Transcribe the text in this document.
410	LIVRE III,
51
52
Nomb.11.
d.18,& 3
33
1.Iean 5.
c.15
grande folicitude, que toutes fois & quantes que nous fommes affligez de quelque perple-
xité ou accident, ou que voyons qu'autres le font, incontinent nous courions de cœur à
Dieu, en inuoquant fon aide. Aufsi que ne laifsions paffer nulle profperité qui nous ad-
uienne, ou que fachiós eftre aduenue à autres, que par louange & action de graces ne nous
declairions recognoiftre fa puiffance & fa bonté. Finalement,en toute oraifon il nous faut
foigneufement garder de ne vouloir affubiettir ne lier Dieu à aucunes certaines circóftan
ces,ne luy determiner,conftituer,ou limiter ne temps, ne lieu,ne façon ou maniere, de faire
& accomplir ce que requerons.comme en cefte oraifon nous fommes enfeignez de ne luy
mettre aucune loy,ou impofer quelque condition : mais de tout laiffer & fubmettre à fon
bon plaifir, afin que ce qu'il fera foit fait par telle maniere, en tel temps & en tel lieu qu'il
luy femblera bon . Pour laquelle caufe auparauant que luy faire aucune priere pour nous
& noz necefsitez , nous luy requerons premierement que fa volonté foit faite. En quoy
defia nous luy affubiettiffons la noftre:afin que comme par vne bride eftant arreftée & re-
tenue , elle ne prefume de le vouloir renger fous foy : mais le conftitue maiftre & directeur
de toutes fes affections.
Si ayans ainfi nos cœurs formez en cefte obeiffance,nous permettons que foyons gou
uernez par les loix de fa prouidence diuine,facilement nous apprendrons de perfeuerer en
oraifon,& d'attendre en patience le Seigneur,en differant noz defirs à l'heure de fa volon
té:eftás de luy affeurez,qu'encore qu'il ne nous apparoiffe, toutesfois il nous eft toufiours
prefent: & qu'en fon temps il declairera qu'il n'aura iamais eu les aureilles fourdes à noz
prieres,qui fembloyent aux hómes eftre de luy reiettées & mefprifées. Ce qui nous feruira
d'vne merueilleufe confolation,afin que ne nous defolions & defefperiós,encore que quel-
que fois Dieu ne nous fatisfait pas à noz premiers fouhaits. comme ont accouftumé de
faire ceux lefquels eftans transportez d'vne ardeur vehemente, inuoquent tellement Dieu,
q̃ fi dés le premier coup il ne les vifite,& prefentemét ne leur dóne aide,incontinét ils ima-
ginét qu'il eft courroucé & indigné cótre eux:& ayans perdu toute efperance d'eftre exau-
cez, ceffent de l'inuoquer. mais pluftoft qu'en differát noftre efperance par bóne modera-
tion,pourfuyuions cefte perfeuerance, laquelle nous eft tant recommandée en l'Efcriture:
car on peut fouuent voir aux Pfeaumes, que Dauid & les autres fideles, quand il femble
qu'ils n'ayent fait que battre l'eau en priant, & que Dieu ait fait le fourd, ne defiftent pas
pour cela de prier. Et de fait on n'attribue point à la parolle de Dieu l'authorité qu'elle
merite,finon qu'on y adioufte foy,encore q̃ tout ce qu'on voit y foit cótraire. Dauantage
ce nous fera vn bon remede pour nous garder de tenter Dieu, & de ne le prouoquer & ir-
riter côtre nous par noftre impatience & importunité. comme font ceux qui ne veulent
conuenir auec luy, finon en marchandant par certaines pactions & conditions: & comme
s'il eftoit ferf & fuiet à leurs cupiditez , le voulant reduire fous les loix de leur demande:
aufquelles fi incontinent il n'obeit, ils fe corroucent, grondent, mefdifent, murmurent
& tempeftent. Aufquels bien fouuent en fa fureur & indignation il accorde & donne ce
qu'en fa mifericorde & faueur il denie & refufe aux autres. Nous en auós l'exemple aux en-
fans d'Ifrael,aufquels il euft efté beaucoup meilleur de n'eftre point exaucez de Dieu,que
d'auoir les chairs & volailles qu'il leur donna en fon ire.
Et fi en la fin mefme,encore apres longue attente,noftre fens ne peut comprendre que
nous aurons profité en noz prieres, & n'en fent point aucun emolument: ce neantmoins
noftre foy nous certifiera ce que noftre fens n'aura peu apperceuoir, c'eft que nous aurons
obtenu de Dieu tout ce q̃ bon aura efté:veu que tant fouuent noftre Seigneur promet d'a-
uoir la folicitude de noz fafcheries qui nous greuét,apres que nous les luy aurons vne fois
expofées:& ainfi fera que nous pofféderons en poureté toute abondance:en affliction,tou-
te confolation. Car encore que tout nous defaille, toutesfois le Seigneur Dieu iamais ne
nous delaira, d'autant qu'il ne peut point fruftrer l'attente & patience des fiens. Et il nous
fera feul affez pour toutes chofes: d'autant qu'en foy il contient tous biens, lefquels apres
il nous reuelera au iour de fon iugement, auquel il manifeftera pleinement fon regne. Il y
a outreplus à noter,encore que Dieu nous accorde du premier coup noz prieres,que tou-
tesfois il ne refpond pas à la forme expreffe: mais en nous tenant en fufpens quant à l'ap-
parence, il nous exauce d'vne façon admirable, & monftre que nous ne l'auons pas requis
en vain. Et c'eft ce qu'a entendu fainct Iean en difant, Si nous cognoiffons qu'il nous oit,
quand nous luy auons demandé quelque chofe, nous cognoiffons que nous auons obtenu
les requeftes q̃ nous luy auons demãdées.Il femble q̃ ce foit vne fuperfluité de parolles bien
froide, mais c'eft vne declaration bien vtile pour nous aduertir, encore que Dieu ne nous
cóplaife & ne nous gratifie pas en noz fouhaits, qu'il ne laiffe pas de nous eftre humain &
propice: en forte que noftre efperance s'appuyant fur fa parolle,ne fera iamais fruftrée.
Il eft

^^^^

=== AIM ===
Check each line of the records for the word "attente" and extract those that contain it.

=== THE SOLUTION ===
Et fi en la fin mefme,encore apres longue attente,noftre fens ne peut comprendre que
nous delaira, d'autant qu'il ne peut point fruftrer l'attente & patience des fiens. Et il nous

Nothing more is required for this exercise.